- **The problem**: An exact copy of the records is required, minus the pictures they hold.

- **Data shown**:
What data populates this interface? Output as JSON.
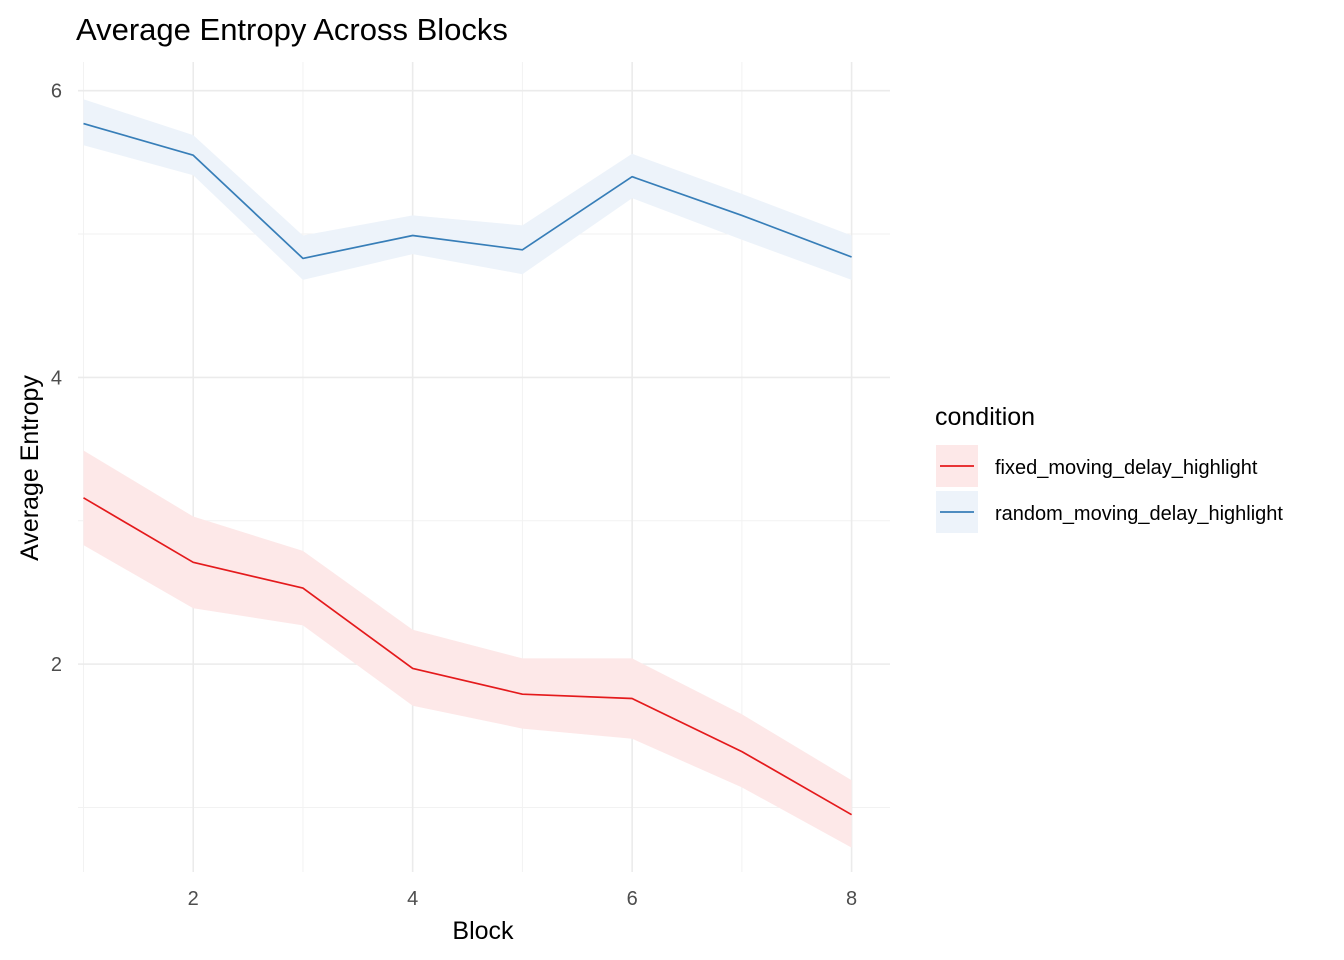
{
  "chart_data": {
    "type": "line",
    "title": "Average Entropy Across Blocks",
    "xlabel": "Block",
    "ylabel": "Average Entropy",
    "x": [
      1,
      2,
      3,
      4,
      5,
      6,
      7,
      8
    ],
    "xlim": [
      0.95,
      8.35
    ],
    "ylim": [
      0.55,
      6.2
    ],
    "xticks": [
      2,
      4,
      6,
      8
    ],
    "yticks": [
      2,
      4,
      6
    ],
    "grid": true,
    "legend": {
      "title": "condition",
      "position": "right"
    },
    "series": [
      {
        "name": "fixed_moving_delay_highlight",
        "color": "#e41a1c",
        "ribbon_color": "#fde8e8",
        "values": [
          3.16,
          2.71,
          2.53,
          1.97,
          1.79,
          1.76,
          1.39,
          0.95
        ],
        "lower": [
          2.83,
          2.39,
          2.27,
          1.71,
          1.55,
          1.48,
          1.14,
          0.72
        ],
        "upper": [
          3.49,
          3.03,
          2.79,
          2.24,
          2.04,
          2.04,
          1.65,
          1.19
        ]
      },
      {
        "name": "random_moving_delay_highlight",
        "color": "#377eb8",
        "ribbon_color": "#edf3fa",
        "values": [
          5.77,
          5.55,
          4.83,
          4.99,
          4.89,
          5.4,
          5.13,
          4.84
        ],
        "lower": [
          5.62,
          5.41,
          4.68,
          4.86,
          4.72,
          5.25,
          4.96,
          4.68
        ],
        "upper": [
          5.94,
          5.69,
          4.99,
          5.13,
          5.06,
          5.56,
          5.28,
          4.99
        ]
      }
    ]
  }
}
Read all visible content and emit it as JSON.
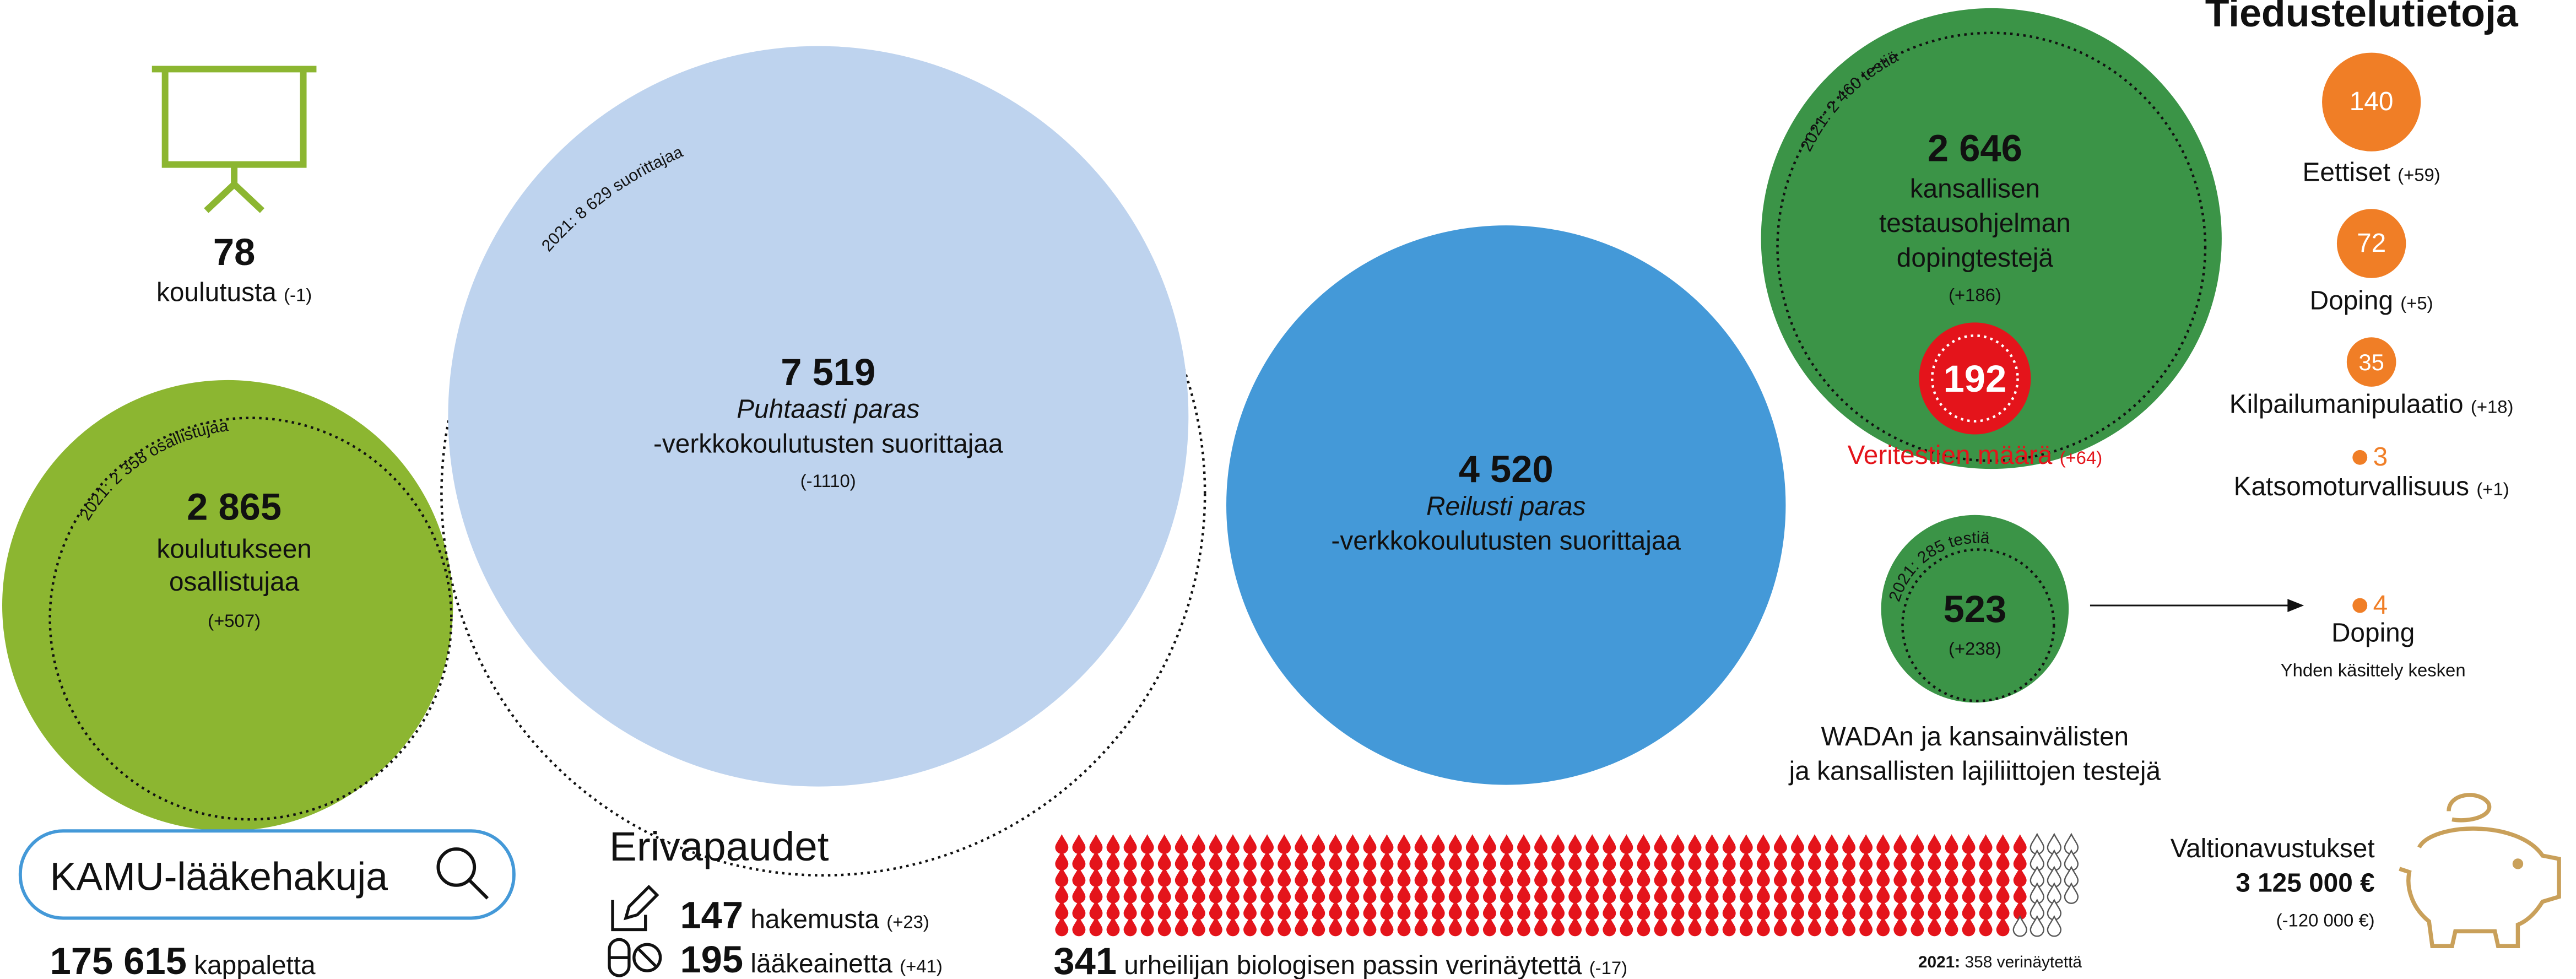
{
  "trainings": {
    "value": 78,
    "label": "koulutusta",
    "change": "(-1)"
  },
  "participants": {
    "previous": "2021: 2 358 osallistujaa",
    "value": "2 865",
    "label_lines": [
      "koulutukseen",
      "osallistujaa"
    ],
    "change": "(+507)"
  },
  "clean_course": {
    "previous": "2021: 8 629 suorittajaa",
    "value": "7 519",
    "name": "Puhtaasti paras",
    "label": "-verkkokoulutusten suorittajaa",
    "change": "(-1110)"
  },
  "fair_course": {
    "value": "4 520",
    "name": "Reilusti paras",
    "label": "-verkkokoulutusten suorittajaa"
  },
  "national_tests": {
    "previous": "2021: 2 460 testiä",
    "value": "2 646",
    "label_lines": [
      "kansallisen",
      "testausohjelman",
      "dopingtestejä"
    ],
    "change": "(+186)",
    "blood_tests": {
      "value": 192,
      "label": "Veritestien määrä",
      "change": "(+64)"
    }
  },
  "wada_tests": {
    "previous": "2021: 285 testiä",
    "value": 523,
    "change": "(+238)",
    "label_lines": [
      "WADAn ja kansainvälisten",
      "ja kansallisten lajiliittojen testejä"
    ],
    "pending": {
      "value": 4,
      "label": "Doping",
      "note": "Yhden käsittely kesken"
    }
  },
  "intelligence": {
    "title": "Tiedustelutietoja",
    "items": [
      {
        "value": 140,
        "label": "Eettiset",
        "change": "(+59)"
      },
      {
        "value": 72,
        "label": "Doping",
        "change": "(+5)"
      },
      {
        "value": 35,
        "label": "Kilpailumanipulaatio",
        "change": "(+18)"
      },
      {
        "value": 3,
        "label": "Katsomoturvallisuus",
        "change": "(+1)"
      }
    ]
  },
  "kamu": {
    "title": "KAMU-lääkehakuja",
    "value": "175 615",
    "unit": "kappaletta"
  },
  "exemptions": {
    "title": "Erivapaudet",
    "items": [
      {
        "value": 147,
        "label": "hakemusta",
        "change": "(+23)"
      },
      {
        "value": 195,
        "label": "lääkeainetta",
        "change": "(+41)"
      }
    ]
  },
  "blood_passport": {
    "value": 341,
    "label": "urheilijan biologisen passin verinäytettä",
    "change": "(-17)",
    "previous_prefix": "2021:",
    "previous_value": 358,
    "previous_label": "verinäytettä"
  },
  "grants": {
    "title": "Valtionavustukset",
    "value": "3 125 000 €",
    "change": "(-120 000 €)"
  }
}
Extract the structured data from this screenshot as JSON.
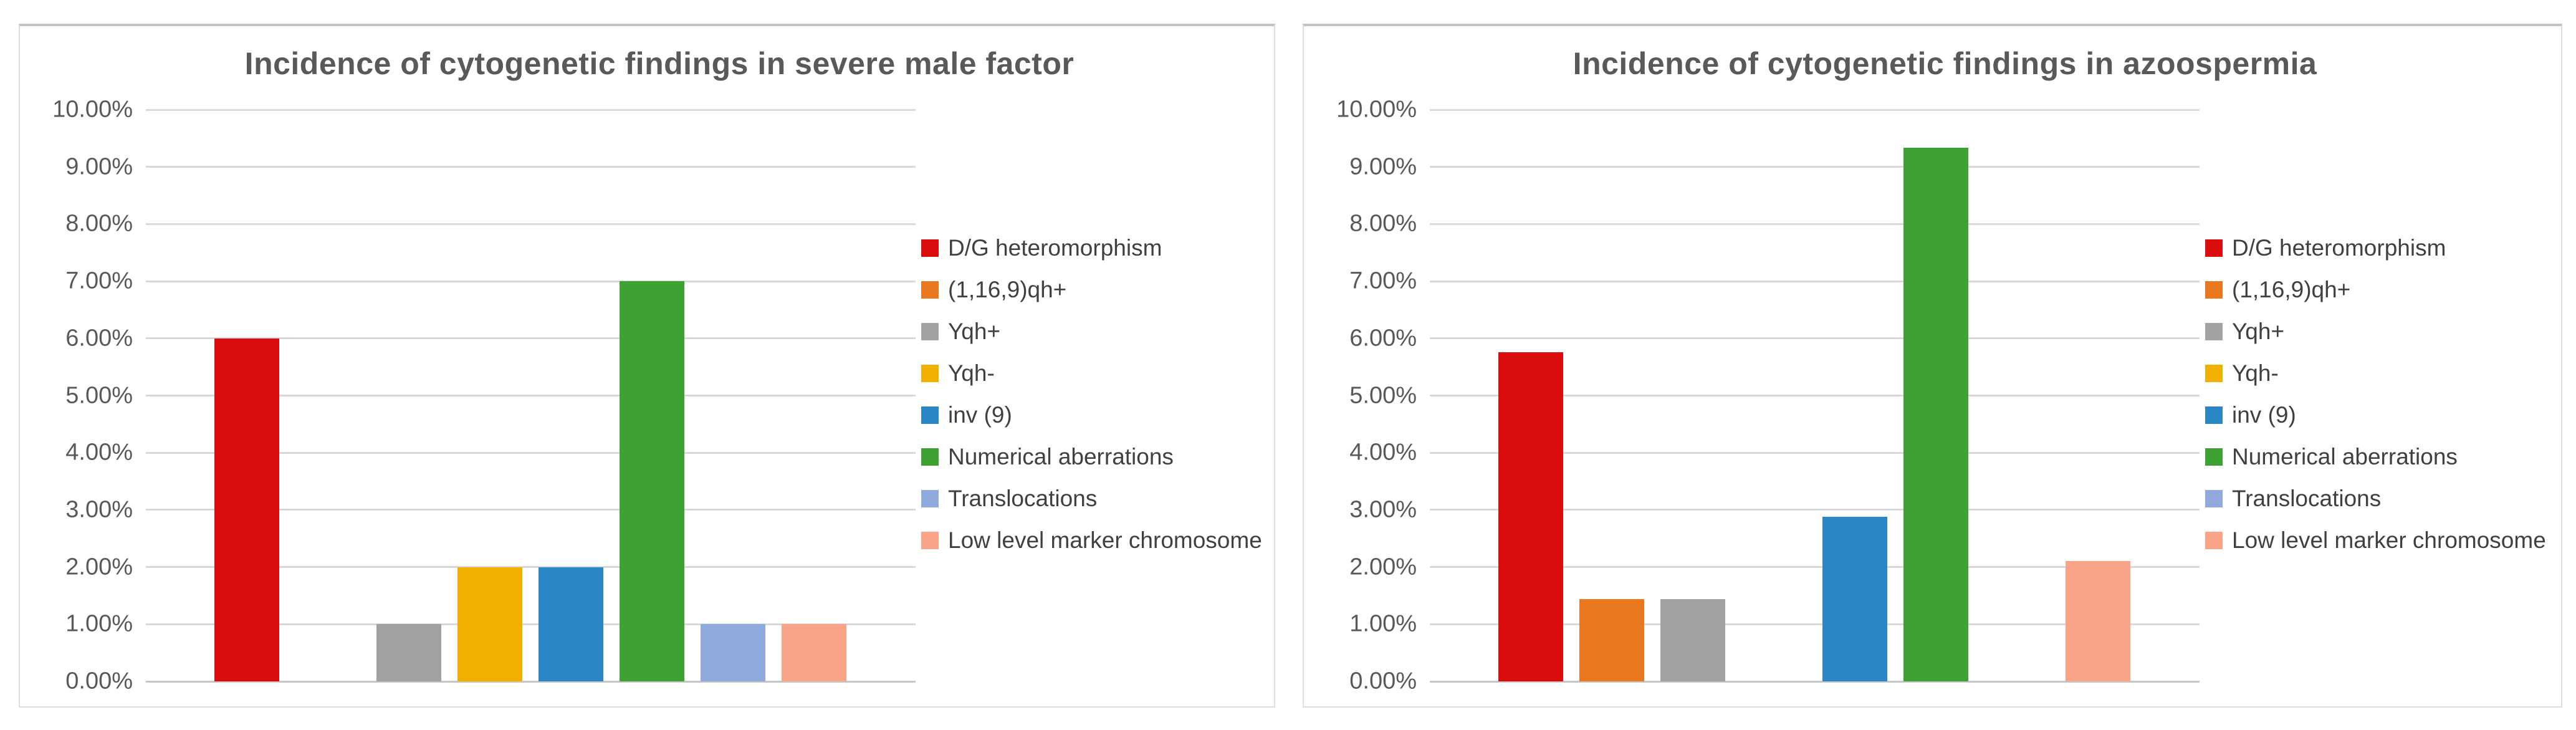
{
  "chart_data": [
    {
      "type": "bar",
      "title": "Incidence of cytogenetic findings in severe male factor",
      "categories": [
        "D/G heteromorphism",
        "(1,16,9)qh+",
        "Yqh+",
        "Yqh-",
        "inv (9)",
        "Numerical aberrations",
        "Translocations",
        "Low level marker chromosome"
      ],
      "values": [
        6.0,
        0,
        1.0,
        2.0,
        2.0,
        7.0,
        1.0,
        1.0
      ],
      "value_unit": "percent",
      "ylim": [
        0,
        10
      ],
      "ytick_labels": [
        "0.00%",
        "1.00%",
        "2.00%",
        "3.00%",
        "4.00%",
        "5.00%",
        "6.00%",
        "7.00%",
        "8.00%",
        "9.00%",
        "10.00%"
      ],
      "grid": true,
      "legend_position": "right",
      "xlabel": "",
      "ylabel": "",
      "colors": [
        "#d90d0d",
        "#e9781f",
        "#a2a2a2",
        "#f0b000",
        "#2b87c4",
        "#3ea233",
        "#8faadc",
        "#f9a488"
      ]
    },
    {
      "type": "bar",
      "title": "Incidence of cytogenetic findings in azoospermia",
      "categories": [
        "D/G heteromorphism",
        "(1,16,9)qh+",
        "Yqh+",
        "Yqh-",
        "inv (9)",
        "Numerical aberrations",
        "Translocations",
        "Low level marker chromosome"
      ],
      "values": [
        5.76,
        1.44,
        1.44,
        0,
        2.88,
        9.33,
        0,
        2.1
      ],
      "value_unit": "percent",
      "ylim": [
        0,
        10
      ],
      "ytick_labels": [
        "0.00%",
        "1.00%",
        "2.00%",
        "3.00%",
        "4.00%",
        "5.00%",
        "6.00%",
        "7.00%",
        "8.00%",
        "9.00%",
        "10.00%"
      ],
      "grid": true,
      "legend_position": "right",
      "xlabel": "",
      "ylabel": "",
      "colors": [
        "#d90d0d",
        "#e9781f",
        "#a2a2a2",
        "#f0b000",
        "#2b87c4",
        "#3ea233",
        "#8faadc",
        "#f9a488"
      ]
    }
  ],
  "styles": {
    "title_color": "#595959",
    "tick_label_color": "#595959",
    "legend_text_color": "#404040",
    "gridline_color": "#d9d9d9",
    "axis_line_color": "#c6c6c6",
    "panel_border_color": "#dedede",
    "panel_top_border_color": "#c2c2c2",
    "background_color": "#ffffff"
  }
}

- **Correct result**:
What data populates this interface? Output as JSON.
{
  "chart_data": {
    "type": "line",
    "title": "Average Entropy Across Blocks",
    "xlabel": "Block",
    "ylabel": "Average Entropy",
    "x": [
      1,
      2,
      3,
      4,
      5,
      6,
      7,
      8
    ],
    "xlim": [
      0.95,
      8.35
    ],
    "ylim": [
      0.55,
      6.2
    ],
    "xticks": [
      2,
      4,
      6,
      8
    ],
    "yticks": [
      2,
      4,
      6
    ],
    "grid": true,
    "legend": {
      "title": "condition",
      "position": "right"
    },
    "series": [
      {
        "name": "fixed_moving_delay_highlight",
        "color": "#e41a1c",
        "ribbon_color": "#fde8e8",
        "values": [
          3.16,
          2.71,
          2.53,
          1.97,
          1.79,
          1.76,
          1.39,
          0.95
        ],
        "lower": [
          2.83,
          2.39,
          2.27,
          1.71,
          1.55,
          1.48,
          1.14,
          0.72
        ],
        "upper": [
          3.49,
          3.03,
          2.79,
          2.24,
          2.04,
          2.04,
          1.65,
          1.19
        ]
      },
      {
        "name": "random_moving_delay_highlight",
        "color": "#377eb8",
        "ribbon_color": "#edf3fa",
        "values": [
          5.77,
          5.55,
          4.83,
          4.99,
          4.89,
          5.4,
          5.13,
          4.84
        ],
        "lower": [
          5.62,
          5.41,
          4.68,
          4.86,
          4.72,
          5.25,
          4.96,
          4.68
        ],
        "upper": [
          5.94,
          5.69,
          4.99,
          5.13,
          5.06,
          5.56,
          5.28,
          4.99
        ]
      }
    ]
  }
}
Read all visible content and emit it as JSON.
{
  "trainings": {
    "value": 78,
    "label": "koulutusta",
    "change": "(-1)"
  },
  "participants": {
    "previous": "2021: 2 358 osallistujaa",
    "value": "2 865",
    "label_lines": [
      "koulutukseen",
      "osallistujaa"
    ],
    "change": "(+507)"
  },
  "clean_course": {
    "previous": "2021: 8 629 suorittajaa",
    "value": "7 519",
    "name": "Puhtaasti paras",
    "label": "-verkkokoulutusten suorittajaa",
    "change": "(-1110)"
  },
  "fair_course": {
    "value": "4 520",
    "name": "Reilusti paras",
    "label": "-verkkokoulutusten suorittajaa"
  },
  "national_tests": {
    "previous": "2021: 2 460 testiä",
    "value": "2 646",
    "label_lines": [
      "kansallisen",
      "testausohjelman",
      "dopingtestejä"
    ],
    "change": "(+186)",
    "blood_tests": {
      "value": 192,
      "label": "Veritestien määrä",
      "change": "(+64)"
    }
  },
  "wada_tests": {
    "previous": "2021: 285 testiä",
    "value": 523,
    "change": "(+238)",
    "label_lines": [
      "WADAn ja kansainvälisten",
      "ja kansallisten lajiliittojen testejä"
    ],
    "pending": {
      "value": 4,
      "label": "Doping",
      "note": "Yhden käsittely kesken"
    }
  },
  "intelligence": {
    "title": "Tiedustelutietoja",
    "items": [
      {
        "value": 140,
        "label": "Eettiset",
        "change": "(+59)"
      },
      {
        "value": 72,
        "label": "Doping",
        "change": "(+5)"
      },
      {
        "value": 35,
        "label": "Kilpailumanipulaatio",
        "change": "(+18)"
      },
      {
        "value": 3,
        "label": "Katsomoturvallisuus",
        "change": "(+1)"
      }
    ]
  },
  "kamu": {
    "title": "KAMU-lääkehakuja",
    "value": "175 615",
    "unit": "kappaletta"
  },
  "exemptions": {
    "title": "Erivapaudet",
    "items": [
      {
        "value": 147,
        "label": "hakemusta",
        "change": "(+23)"
      },
      {
        "value": 195,
        "label": "lääkeainetta",
        "change": "(+41)"
      }
    ]
  },
  "blood_passport": {
    "value": 341,
    "label": "urheilijan biologisen passin verinäytettä",
    "change": "(-17)",
    "previous_prefix": "2021:",
    "previous_value": 358,
    "previous_label": "verinäytettä"
  },
  "grants": {
    "title": "Valtionavustukset",
    "value": "3 125 000 €",
    "change": "(-120 000 €)"
  }
}
Extract the structured data from this screenshot as JSON.
{
  "chart_data": [
    {
      "type": "bar",
      "title": "Incidence of cytogenetic findings in severe male factor",
      "categories": [
        "D/G heteromorphism",
        "(1,16,9)qh+",
        "Yqh+",
        "Yqh-",
        "inv (9)",
        "Numerical aberrations",
        "Translocations",
        "Low level marker chromosome"
      ],
      "values": [
        6.0,
        0,
        1.0,
        2.0,
        2.0,
        7.0,
        1.0,
        1.0
      ],
      "value_unit": "percent",
      "ylim": [
        0,
        10
      ],
      "ytick_labels": [
        "0.00%",
        "1.00%",
        "2.00%",
        "3.00%",
        "4.00%",
        "5.00%",
        "6.00%",
        "7.00%",
        "8.00%",
        "9.00%",
        "10.00%"
      ],
      "grid": true,
      "legend_position": "right",
      "xlabel": "",
      "ylabel": "",
      "colors": [
        "#d90d0d",
        "#e9781f",
        "#a2a2a2",
        "#f0b000",
        "#2b87c4",
        "#3ea233",
        "#8faadc",
        "#f9a488"
      ]
    },
    {
      "type": "bar",
      "title": "Incidence of cytogenetic findings in azoospermia",
      "categories": [
        "D/G heteromorphism",
        "(1,16,9)qh+",
        "Yqh+",
        "Yqh-",
        "inv (9)",
        "Numerical aberrations",
        "Translocations",
        "Low level marker chromosome"
      ],
      "values": [
        5.76,
        1.44,
        1.44,
        0,
        2.88,
        9.33,
        0,
        2.1
      ],
      "value_unit": "percent",
      "ylim": [
        0,
        10
      ],
      "ytick_labels": [
        "0.00%",
        "1.00%",
        "2.00%",
        "3.00%",
        "4.00%",
        "5.00%",
        "6.00%",
        "7.00%",
        "8.00%",
        "9.00%",
        "10.00%"
      ],
      "grid": true,
      "legend_position": "right",
      "xlabel": "",
      "ylabel": "",
      "colors": [
        "#d90d0d",
        "#e9781f",
        "#a2a2a2",
        "#f0b000",
        "#2b87c4",
        "#3ea233",
        "#8faadc",
        "#f9a488"
      ]
    }
  ],
  "styles": {
    "title_color": "#595959",
    "tick_label_color": "#595959",
    "legend_text_color": "#404040",
    "gridline_color": "#d9d9d9",
    "axis_line_color": "#c6c6c6",
    "panel_border_color": "#dedede",
    "panel_top_border_color": "#c2c2c2",
    "background_color": "#ffffff"
  }
}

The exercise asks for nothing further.